PROBLEM REQUIREMENTS. Below are some records; retype all of them exactly.
## BEGIN DATASET ENTRIES
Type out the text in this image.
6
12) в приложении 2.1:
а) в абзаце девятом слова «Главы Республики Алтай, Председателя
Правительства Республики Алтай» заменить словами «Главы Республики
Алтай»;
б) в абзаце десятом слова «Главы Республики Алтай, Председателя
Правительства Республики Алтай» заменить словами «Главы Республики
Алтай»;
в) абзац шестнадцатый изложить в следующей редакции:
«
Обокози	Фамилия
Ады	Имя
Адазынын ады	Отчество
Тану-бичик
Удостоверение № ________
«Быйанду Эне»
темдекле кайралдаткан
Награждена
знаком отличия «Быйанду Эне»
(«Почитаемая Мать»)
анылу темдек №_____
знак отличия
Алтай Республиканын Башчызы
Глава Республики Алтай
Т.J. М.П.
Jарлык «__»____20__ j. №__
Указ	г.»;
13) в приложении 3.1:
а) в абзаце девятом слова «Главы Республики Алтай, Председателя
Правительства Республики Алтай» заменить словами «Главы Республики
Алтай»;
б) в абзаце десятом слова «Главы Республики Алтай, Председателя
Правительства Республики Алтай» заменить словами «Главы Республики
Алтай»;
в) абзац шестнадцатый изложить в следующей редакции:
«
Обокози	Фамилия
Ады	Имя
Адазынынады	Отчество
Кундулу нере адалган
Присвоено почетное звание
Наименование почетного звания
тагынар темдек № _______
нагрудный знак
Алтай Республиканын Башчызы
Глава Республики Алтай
## END DATASET ENTRIES
OUTPUT OF THE EXERCISE.
Type out the text in this image.
6
12) в приложении 2.1:
а) в абзаце девятом слова «Главы Республики Алтай, Председателя
Правительства Республики Алтай» заменить словами «Главы Республики
Алтай»;
б) в абзаце десятом слова «Главы Республики Алтай, Председателя
Правительства Республики Алтай» заменить словами «Главы Республики
Алтай»;
в) абзац шестнадцатый изложить в следующей редакции:
«
Обокози	Фамилия
Ады	Имя
Адазынын ады	Отчество
Тану-бичик
Удостоверение № ________
«Быйанду Эне»
темдекле кайралдаткан
Награждена
знаком отличия «Быйанду Эне»
(«Почитаемая Мать»)
анылу темдек №_____
знак отличия
Алтай Республиканын Башчызы
Глава Республики Алтай
Т.J. М.П.
Jарлык «__»____20__ j. №__
Указ	г.»;
13) в приложении 3.1:
а) в абзаце девятом слова «Главы Республики Алтай, Председателя
Правительства Республики Алтай» заменить словами «Главы Республики
Алтай»;
б) в абзаце десятом слова «Главы Республики Алтай, Председателя
Правительства Республики Алтай» заменить словами «Главы Республики
Алтай»;
в) абзац шестнадцатый изложить в следующей редакции:
«
Обокози	Фамилия
Ады	Имя
Адазынынады	Отчество
Кундулу нере адалган
Присвоено почетное звание
Наименование почетного звания
тагынар темдек № _______
нагрудный знак
Алтай Республиканын Башчызы
Глава Республики Алтай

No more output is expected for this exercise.